Start Task input

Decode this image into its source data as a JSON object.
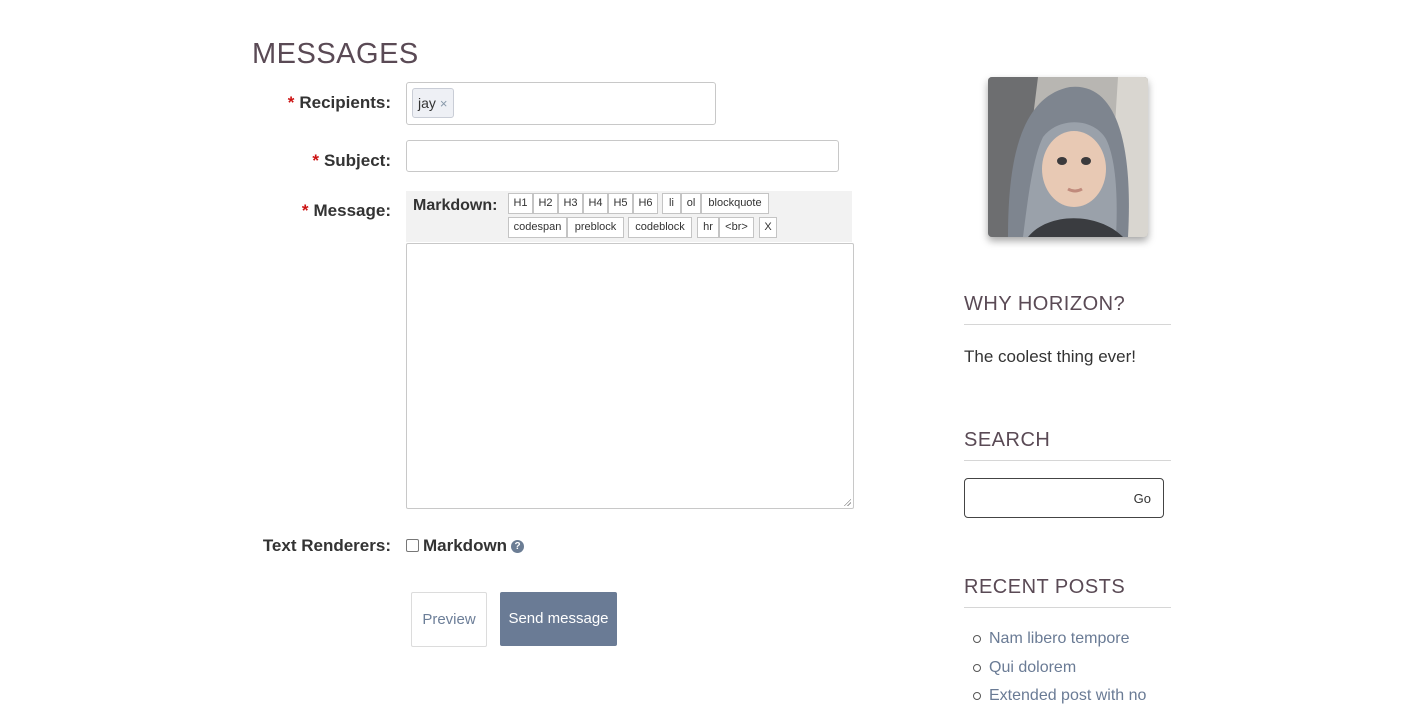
{
  "page": {
    "title": "MESSAGES"
  },
  "form": {
    "recipients_label": "Recipients:",
    "recipients_token": "jay",
    "token_remove": "×",
    "subject_label": "Subject:",
    "subject_value": "",
    "message_label": "Message:",
    "required_mark": "*",
    "message_value": ""
  },
  "toolbar": {
    "label": "Markdown:",
    "buttons": [
      "H1",
      "H2",
      "H3",
      "H4",
      "H5",
      "H6",
      "li",
      "ol",
      "blockquote",
      "codespan",
      "preblock",
      "codeblock",
      "hr",
      "<br>",
      "X"
    ]
  },
  "renderers": {
    "label": "Text Renderers:",
    "option": "Markdown",
    "checked": false,
    "help_icon": "question-circle-icon",
    "help_glyph": "?"
  },
  "actions": {
    "preview": "Preview",
    "send": "Send message"
  },
  "sidebar": {
    "why_title": "WHY HORIZON?",
    "why_text": "The coolest thing ever!",
    "search_title": "SEARCH",
    "search_value": "",
    "search_button": "Go",
    "recent_title": "RECENT POSTS",
    "recent_posts": [
      "Nam libero tempore",
      "Qui dolorem",
      "Extended post with no"
    ]
  },
  "colors": {
    "accent": "#6a7b95",
    "required": "#cc1111",
    "heading": "#5a4a55"
  }
}
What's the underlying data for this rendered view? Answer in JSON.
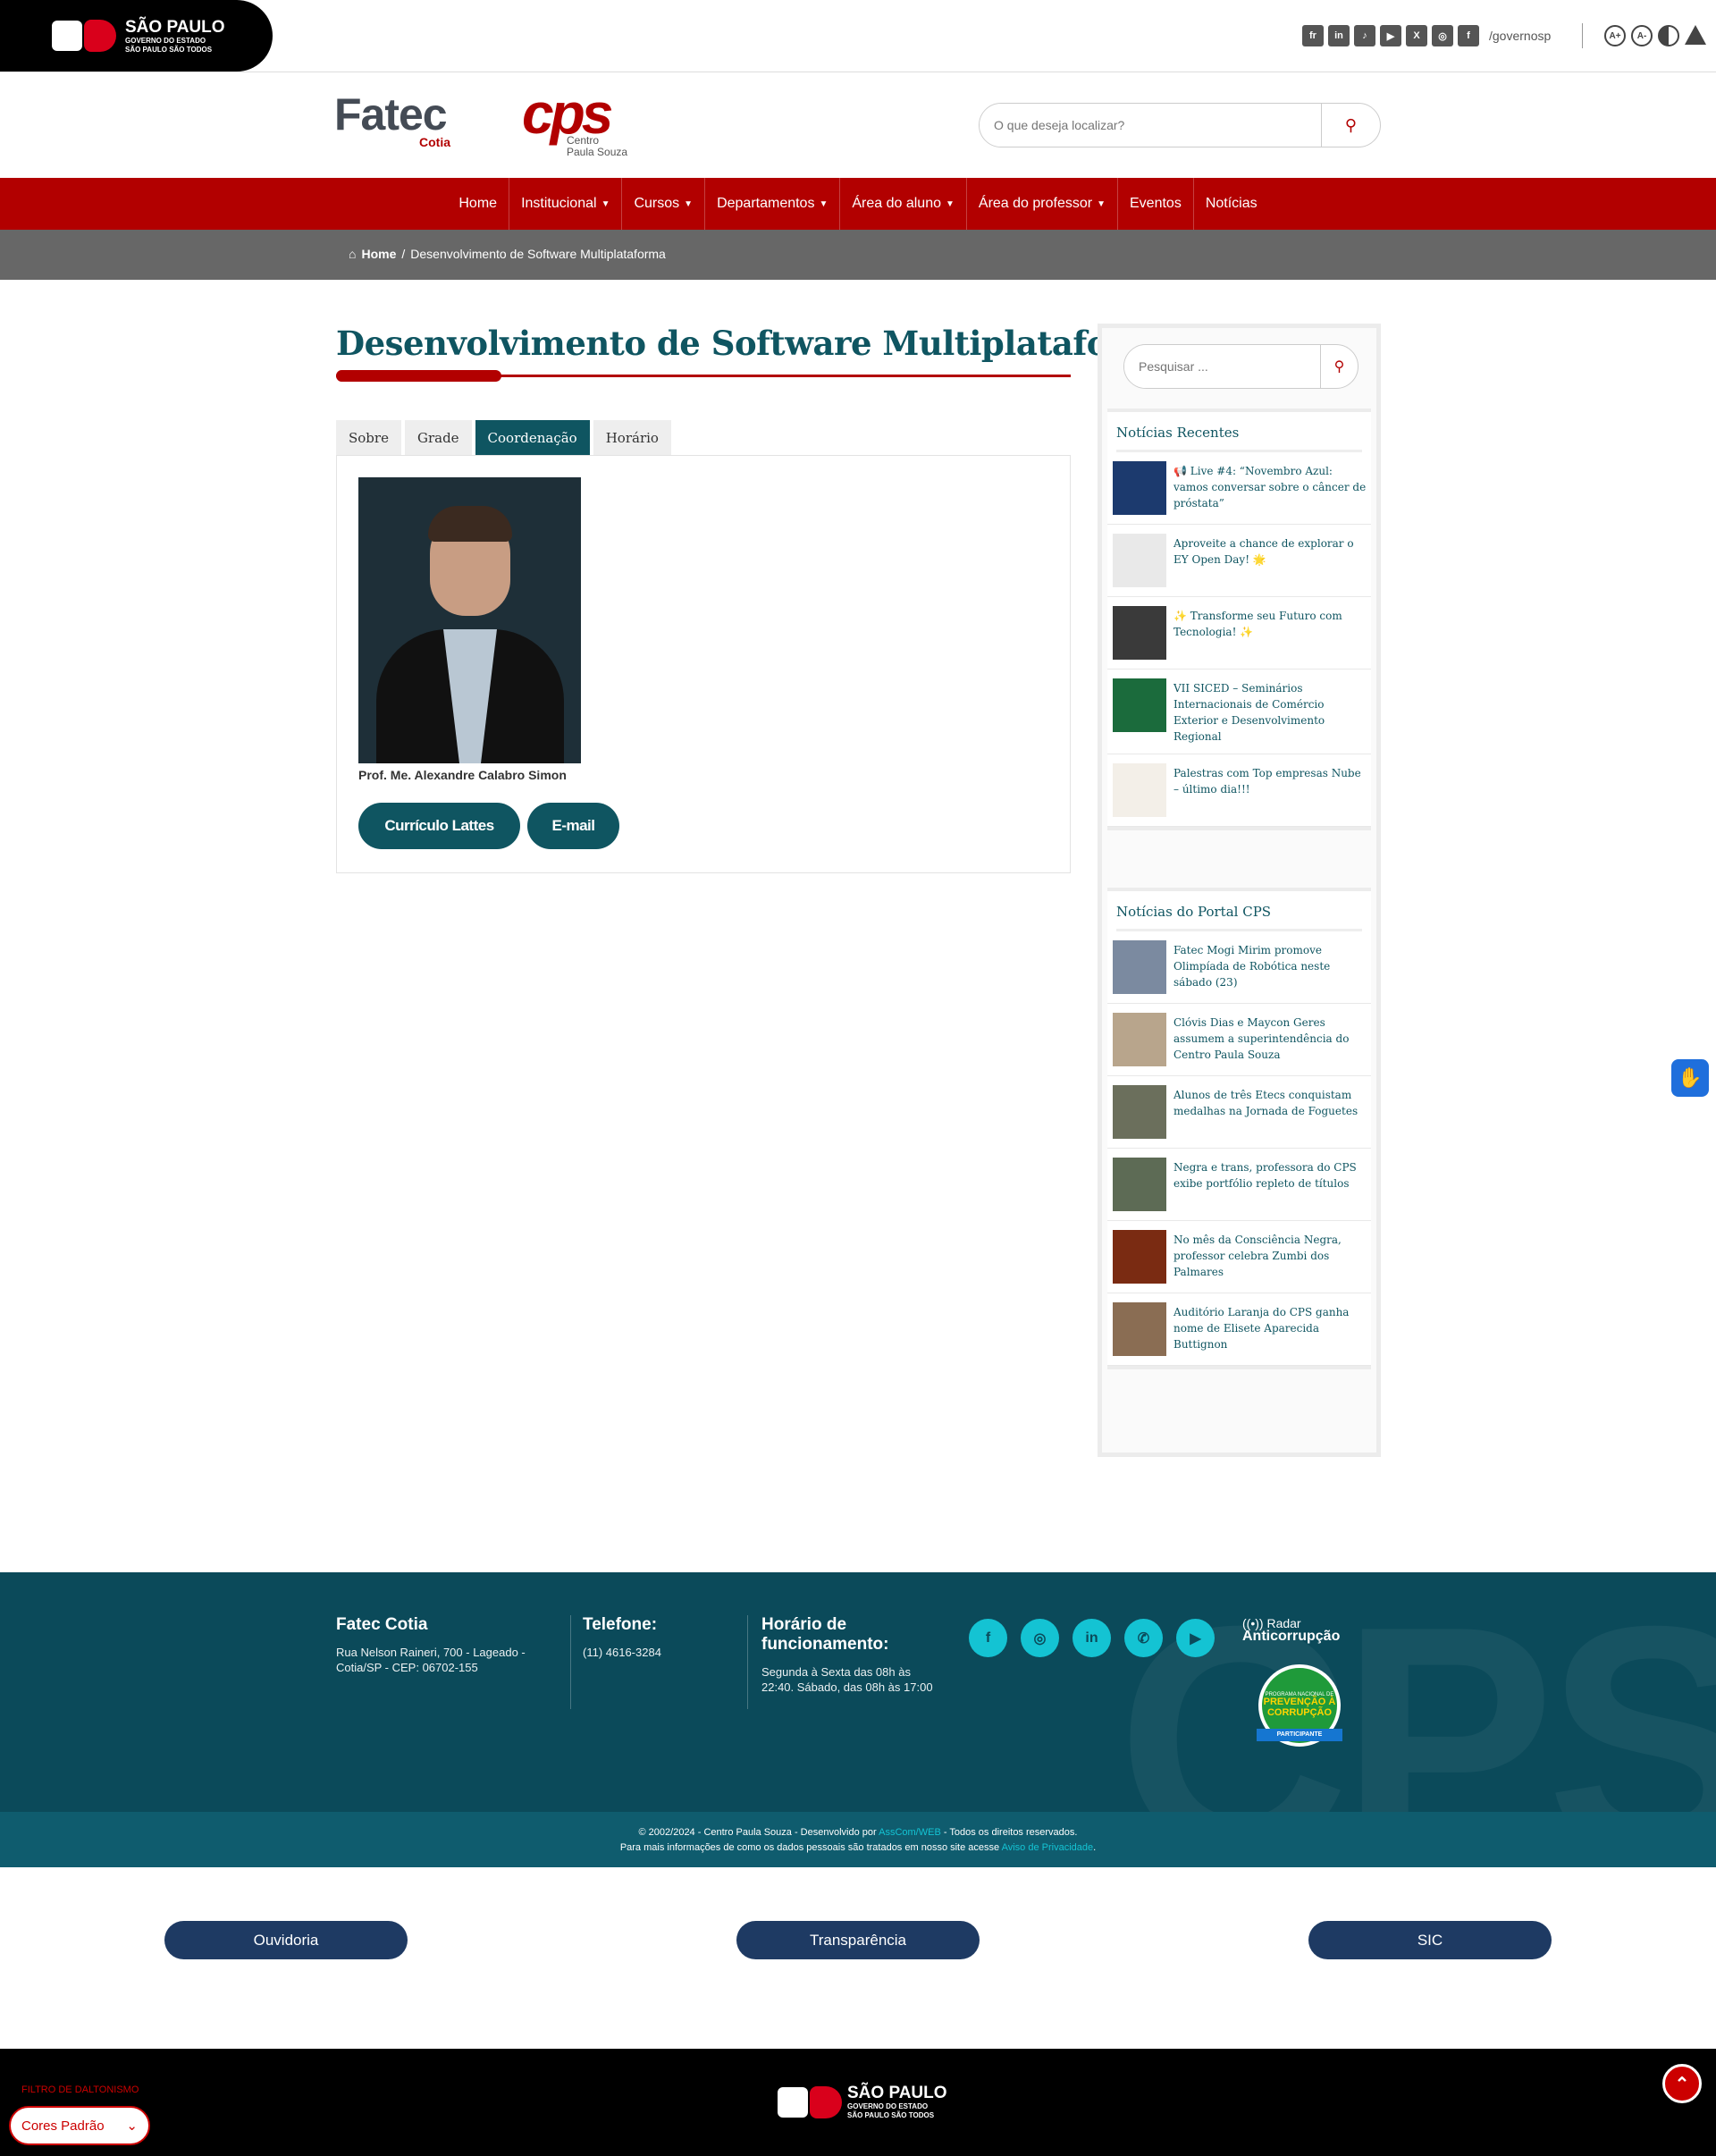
{
  "gov": {
    "title": "SÃO PAULO",
    "line1": "GOVERNO DO ESTADO",
    "line2": "SÃO PAULO SÃO TODOS",
    "social_handle": "/governosp",
    "social_icons": [
      "flickr-icon",
      "linkedin-icon",
      "tiktok-icon",
      "youtube-icon",
      "x-icon",
      "instagram-icon",
      "facebook-icon"
    ],
    "accessibility": [
      "A+",
      "A-"
    ]
  },
  "header": {
    "fatec_name": "Fatec",
    "fatec_city": "Cotia",
    "cps_letters": "CPS",
    "cps_sub1": "Centro",
    "cps_sub2": "Paula Souza",
    "search_placeholder": "O que deseja localizar?"
  },
  "nav": {
    "items": [
      {
        "label": "Home",
        "dropdown": false
      },
      {
        "label": "Institucional",
        "dropdown": true
      },
      {
        "label": "Cursos",
        "dropdown": true
      },
      {
        "label": "Departamentos",
        "dropdown": true
      },
      {
        "label": "Área do aluno",
        "dropdown": true
      },
      {
        "label": "Área do professor",
        "dropdown": true
      },
      {
        "label": "Eventos",
        "dropdown": false
      },
      {
        "label": "Notícias",
        "dropdown": false
      }
    ]
  },
  "breadcrumb": {
    "home": "Home",
    "sep": "/",
    "current": "Desenvolvimento de Software Multiplataforma"
  },
  "main": {
    "title": "Desenvolvimento de Software Multiplataforma",
    "tabs": [
      {
        "label": "Sobre",
        "active": false
      },
      {
        "label": "Grade",
        "active": false
      },
      {
        "label": "Coordenação",
        "active": true
      },
      {
        "label": "Horário",
        "active": false
      }
    ],
    "coordinator": "Prof. Me. Alexandre Calabro Simon",
    "btn_lattes": "Currículo Lattes",
    "btn_email": "E-mail"
  },
  "sidebar": {
    "search_placeholder": "Pesquisar ...",
    "recent_title": "Notícias Recentes",
    "recent": [
      {
        "title": "📢 Live #4: “Novembro Azul: vamos conversar sobre o câncer de próstata”",
        "thumb": "#1c3a6e"
      },
      {
        "title": "Aproveite a chance de explorar o EY Open Day! 🌟",
        "thumb": "#e9e9e9"
      },
      {
        "title": "✨ Transforme seu Futuro com Tecnologia! ✨",
        "thumb": "#3a3a3a"
      },
      {
        "title": "VII SICED – Seminários Internacionais de Comércio Exterior e Desenvolvimento Regional",
        "thumb": "#1b6b3c"
      },
      {
        "title": "Palestras com Top empresas Nube – último dia!!!",
        "thumb": "#f3efe8"
      }
    ],
    "portal_title": "Notícias do Portal CPS",
    "portal": [
      {
        "title": "Fatec Mogi Mirim promove Olimpíada de Robótica neste sábado (23)",
        "thumb": "#7b8aa0"
      },
      {
        "title": "Clóvis Dias e Maycon Geres assumem a superintendência do Centro Paula Souza",
        "thumb": "#b8a58c"
      },
      {
        "title": "Alunos de três Etecs conquistam medalhas na Jornada de Foguetes",
        "thumb": "#6b6f5c"
      },
      {
        "title": "Negra e trans, professora do CPS exibe portfólio repleto de títulos",
        "thumb": "#5d6b55"
      },
      {
        "title": "No mês da Consciência Negra, professor celebra Zumbi dos Palmares",
        "thumb": "#7a2b12"
      },
      {
        "title": "Auditório Laranja do CPS ganha nome de Elisete Aparecida Buttignon",
        "thumb": "#8a6d53"
      }
    ]
  },
  "footer": {
    "unit": "Fatec Cotia",
    "address": "Rua Nelson Raineri, 700 - Lageado - Cotia/SP - CEP: 06702-155",
    "phone_title": "Telefone:",
    "phone": "(11) 4616-3284",
    "hours_title": "Horário de funcionamento:",
    "hours": "Segunda à Sexta das 08h às 22:40. Sábado, das 08h às 17:00",
    "social": [
      "facebook-icon",
      "instagram-icon",
      "linkedin-icon",
      "whatsapp-icon",
      "youtube-icon"
    ],
    "radar1": "Radar",
    "radar2": "Anticorrupção",
    "seal_top": "PROGRAMA NACIONAL DE",
    "seal_main": "PREVENÇÃO À CORRUPÇÃO",
    "seal_ribbon": "PARTICIPANTE",
    "copy_pre": "© 2002/2024 - Centro Paula Souza - Desenvolvido por ",
    "copy_link": "AssCom/WEB",
    "copy_post": " - Todos os direitos reservados.",
    "privacy_pre": "Para mais informações de como os dados pessoais são tratados em nosso site acesse ",
    "privacy_link": "Aviso de Privacidade",
    "privacy_post": "."
  },
  "links": {
    "ouvidoria": "Ouvidoria",
    "transparencia": "Transparência",
    "sic": "SIC"
  },
  "bottom": {
    "filter_label": "FILTRO DE DALTONISMO",
    "filter_value": "Cores Padrão"
  }
}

End Task input

## Aim
Scan the listing above and identify each line holding the string "Centro"; copy every such line.

## Task answer
    "cps_sub1": "Centro",
        "title": "Clóvis Dias e Maycon Geres assumem a superintendência do Centro Paula Souza",
    "copy_pre": "© 2002/2024 - Centro Paula Souza - Desenvolvido por ",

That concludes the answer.